*Supplied information*:
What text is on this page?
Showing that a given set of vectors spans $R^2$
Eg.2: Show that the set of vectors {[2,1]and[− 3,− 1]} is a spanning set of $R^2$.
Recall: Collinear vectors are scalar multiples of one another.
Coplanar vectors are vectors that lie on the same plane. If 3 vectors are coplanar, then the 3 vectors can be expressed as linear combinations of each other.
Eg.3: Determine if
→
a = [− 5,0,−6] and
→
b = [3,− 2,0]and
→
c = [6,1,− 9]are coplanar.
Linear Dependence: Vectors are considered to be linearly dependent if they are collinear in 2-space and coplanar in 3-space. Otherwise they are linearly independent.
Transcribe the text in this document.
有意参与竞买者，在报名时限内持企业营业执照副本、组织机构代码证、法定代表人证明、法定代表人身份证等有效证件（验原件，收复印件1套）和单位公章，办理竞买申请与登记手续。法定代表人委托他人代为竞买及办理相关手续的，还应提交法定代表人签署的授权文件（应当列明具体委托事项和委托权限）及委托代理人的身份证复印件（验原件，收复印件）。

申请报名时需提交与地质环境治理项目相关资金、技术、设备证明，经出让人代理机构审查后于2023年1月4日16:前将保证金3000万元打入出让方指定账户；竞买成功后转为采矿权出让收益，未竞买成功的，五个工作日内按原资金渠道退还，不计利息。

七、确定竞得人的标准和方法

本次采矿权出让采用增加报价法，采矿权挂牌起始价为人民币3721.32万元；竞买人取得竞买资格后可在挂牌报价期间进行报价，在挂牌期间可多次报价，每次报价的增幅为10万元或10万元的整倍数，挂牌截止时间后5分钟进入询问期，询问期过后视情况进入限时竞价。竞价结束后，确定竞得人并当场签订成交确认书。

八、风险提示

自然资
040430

*Aim*:
Repeat the data verbatim.

*Task output*:
What text is on this page?
Showing that a given set of vectors spans $R^2$
Eg.2: Show that the set of vectors {[2,1]and[− 3,− 1]} is a spanning set of $R^2$.
Recall: Collinear vectors are scalar multiples of one another.
Coplanar vectors are vectors that lie on the same plane. If 3 vectors are coplanar, then the 3 vectors can be expressed as linear combinations of each other.
Eg.3: Determine if
→
a = [− 5,0,−6] and
→
b = [3,− 2,0]and
→
c = [6,1,− 9]are coplanar.
Linear Dependence: Vectors are considered to be linearly dependent if they are collinear in 2-space and coplanar in 3-space. Otherwise they are linearly independent.
Transcribe the text in this document.
有意参与竞买者，在报名时限内持企业营业执照副本、组织机构代码证、法定代表人证明、法定代表人身份证等有效证件（验原件，收复印件1套）和单位公章，办理竞买申请与登记手续。法定代表人委托他人代为竞买及办理相关手续的，还应提交法定代表人签署的授权文件（应当列明具体委托事项和委托权限）及委托代理人的身份证复印件（验原件，收复印件）。

申请报名时需提交与地质环境治理项目相关资金、技术、设备证明，经出让人代理机构审查后于2023年1月4日16:前将保证金3000万元打入出让方指定账户；竞买成功后转为采矿权出让收益，未竞买成功的，五个工作日内按原资金渠道退还，不计利息。

七、确定竞得人的标准和方法

本次采矿权出让采用增加报价法，采矿权挂牌起始价为人民币3721.32万元；竞买人取得竞买资格后可在挂牌报价期间进行报价，在挂牌期间可多次报价，每次报价的增幅为10万元或10万元的整倍数，挂牌截止时间后5分钟进入询问期，询问期过后视情况进入限时竞价。竞价结束后，确定竞得人并当场签订成交确认书。

八、风险提示

自然资
040430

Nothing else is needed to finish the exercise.